▶ What you have to do: Would you output the whole listing below, exactly as it reads?

(Collected data)
■ ■ ■ ■ ■
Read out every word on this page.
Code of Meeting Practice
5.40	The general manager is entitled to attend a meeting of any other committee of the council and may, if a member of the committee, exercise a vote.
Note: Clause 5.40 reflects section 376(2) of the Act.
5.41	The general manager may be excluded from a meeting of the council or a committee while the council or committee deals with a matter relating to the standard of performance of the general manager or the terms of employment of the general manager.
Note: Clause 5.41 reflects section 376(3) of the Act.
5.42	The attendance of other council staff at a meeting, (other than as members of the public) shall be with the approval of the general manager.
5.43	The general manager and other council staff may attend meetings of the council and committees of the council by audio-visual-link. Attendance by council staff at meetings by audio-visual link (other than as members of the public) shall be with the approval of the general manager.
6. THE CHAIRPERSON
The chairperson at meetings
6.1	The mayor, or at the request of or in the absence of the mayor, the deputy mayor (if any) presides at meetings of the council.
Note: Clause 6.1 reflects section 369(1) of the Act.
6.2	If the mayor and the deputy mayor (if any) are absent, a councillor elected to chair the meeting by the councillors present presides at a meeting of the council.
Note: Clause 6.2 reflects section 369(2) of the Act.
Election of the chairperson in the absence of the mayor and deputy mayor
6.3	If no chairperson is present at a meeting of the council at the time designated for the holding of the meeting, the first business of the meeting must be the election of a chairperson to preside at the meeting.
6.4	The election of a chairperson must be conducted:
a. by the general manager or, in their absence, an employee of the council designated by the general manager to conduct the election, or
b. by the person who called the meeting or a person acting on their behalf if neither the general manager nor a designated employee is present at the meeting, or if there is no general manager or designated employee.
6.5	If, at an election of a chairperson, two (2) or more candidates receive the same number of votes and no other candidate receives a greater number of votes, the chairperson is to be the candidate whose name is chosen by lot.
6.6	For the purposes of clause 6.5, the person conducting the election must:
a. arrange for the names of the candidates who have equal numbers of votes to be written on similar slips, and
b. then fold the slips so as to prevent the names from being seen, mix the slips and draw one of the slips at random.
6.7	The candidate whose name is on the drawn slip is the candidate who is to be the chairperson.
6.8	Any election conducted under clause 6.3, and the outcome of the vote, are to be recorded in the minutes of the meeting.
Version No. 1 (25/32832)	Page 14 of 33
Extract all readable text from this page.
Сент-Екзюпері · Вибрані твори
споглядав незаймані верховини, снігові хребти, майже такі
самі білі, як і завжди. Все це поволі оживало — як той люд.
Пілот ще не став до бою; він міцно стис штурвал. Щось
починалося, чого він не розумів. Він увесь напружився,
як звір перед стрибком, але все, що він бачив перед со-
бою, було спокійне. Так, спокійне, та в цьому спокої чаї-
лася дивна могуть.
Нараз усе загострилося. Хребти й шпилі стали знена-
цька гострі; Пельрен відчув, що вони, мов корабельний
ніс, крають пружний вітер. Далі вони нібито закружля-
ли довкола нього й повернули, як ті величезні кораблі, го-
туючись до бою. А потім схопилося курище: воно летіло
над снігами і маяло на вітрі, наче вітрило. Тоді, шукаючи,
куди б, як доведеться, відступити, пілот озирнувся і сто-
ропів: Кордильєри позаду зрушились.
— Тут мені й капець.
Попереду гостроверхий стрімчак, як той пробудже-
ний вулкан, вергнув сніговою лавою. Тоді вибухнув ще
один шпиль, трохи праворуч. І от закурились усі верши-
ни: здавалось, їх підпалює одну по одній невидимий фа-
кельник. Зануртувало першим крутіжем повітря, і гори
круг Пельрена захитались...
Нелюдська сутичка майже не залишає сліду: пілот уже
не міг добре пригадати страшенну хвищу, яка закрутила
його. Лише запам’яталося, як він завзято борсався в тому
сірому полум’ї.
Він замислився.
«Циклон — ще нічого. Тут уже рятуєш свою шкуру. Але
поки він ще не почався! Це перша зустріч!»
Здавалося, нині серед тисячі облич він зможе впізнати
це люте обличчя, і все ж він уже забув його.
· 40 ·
■ ■ ■ ■ ■
▶ Worked answer:
Read out every word on this page.
Code of Meeting Practice
5.40	The general manager is entitled to attend a meeting of any other committee of the council and may, if a member of the committee, exercise a vote.
Note: Clause 5.40 reflects section 376(2) of the Act.
5.41	The general manager may be excluded from a meeting of the council or a committee while the council or committee deals with a matter relating to the standard of performance of the general manager or the terms of employment of the general manager.
Note: Clause 5.41 reflects section 376(3) of the Act.
5.42	The attendance of other council staff at a meeting, (other than as members of the public) shall be with the approval of the general manager.
5.43	The general manager and other council staff may attend meetings of the council and committees of the council by audio-visual-link. Attendance by council staff at meetings by audio-visual link (other than as members of the public) shall be with the approval of the general manager.
6. THE CHAIRPERSON
The chairperson at meetings
6.1	The mayor, or at the request of or in the absence of the mayor, the deputy mayor (if any) presides at meetings of the council.
Note: Clause 6.1 reflects section 369(1) of the Act.
6.2	If the mayor and the deputy mayor (if any) are absent, a councillor elected to chair the meeting by the councillors present presides at a meeting of the council.
Note: Clause 6.2 reflects section 369(2) of the Act.
Election of the chairperson in the absence of the mayor and deputy mayor
6.3	If no chairperson is present at a meeting of the council at the time designated for the holding of the meeting, the first business of the meeting must be the election of a chairperson to preside at the meeting.
6.4	The election of a chairperson must be conducted:
a. by the general manager or, in their absence, an employee of the council designated by the general manager to conduct the election, or
b. by the person who called the meeting or a person acting on their behalf if neither the general manager nor a designated employee is present at the meeting, or if there is no general manager or designated employee.
6.5	If, at an election of a chairperson, two (2) or more candidates receive the same number of votes and no other candidate receives a greater number of votes, the chairperson is to be the candidate whose name is chosen by lot.
6.6	For the purposes of clause 6.5, the person conducting the election must:
a. arrange for the names of the candidates who have equal numbers of votes to be written on similar slips, and
b. then fold the slips so as to prevent the names from being seen, mix the slips and draw one of the slips at random.
6.7	The candidate whose name is on the drawn slip is the candidate who is to be the chairperson.
6.8	Any election conducted under clause 6.3, and the outcome of the vote, are to be recorded in the minutes of the meeting.
Version No. 1 (25/32832)	Page 14 of 33
Extract all readable text from this page.
Сент-Екзюпері · Вибрані твори
споглядав незаймані верховини, снігові хребти, майже такі
самі білі, як і завжди. Все це поволі оживало — як той люд.
Пілот ще не став до бою; він міцно стис штурвал. Щось
починалося, чого він не розумів. Він увесь напружився,
як звір перед стрибком, але все, що він бачив перед со-
бою, було спокійне. Так, спокійне, та в цьому спокої чаї-
лася дивна могуть.
Нараз усе загострилося. Хребти й шпилі стали знена-
цька гострі; Пельрен відчув, що вони, мов корабельний
ніс, крають пружний вітер. Далі вони нібито закружля-
ли довкола нього й повернули, як ті величезні кораблі, го-
туючись до бою. А потім схопилося курище: воно летіло
над снігами і маяло на вітрі, наче вітрило. Тоді, шукаючи,
куди б, як доведеться, відступити, пілот озирнувся і сто-
ропів: Кордильєри позаду зрушились.
— Тут мені й капець.
Попереду гостроверхий стрімчак, як той пробудже-
ний вулкан, вергнув сніговою лавою. Тоді вибухнув ще
один шпиль, трохи праворуч. І от закурились усі верши-
ни: здавалось, їх підпалює одну по одній невидимий фа-
кельник. Зануртувало першим крутіжем повітря, і гори
круг Пельрена захитались...
Нелюдська сутичка майже не залишає сліду: пілот уже
не міг добре пригадати страшенну хвищу, яка закрутила
його. Лише запам’яталося, як він завзято борсався в тому
сірому полум’ї.
Він замислився.
«Циклон — ще нічого. Тут уже рятуєш свою шкуру. Але
поки він ще не почався! Це перша зустріч!»
Здавалося, нині серед тисячі облич він зможе впізнати
це люте обличчя, і все ж він уже забув його.
· 40 ·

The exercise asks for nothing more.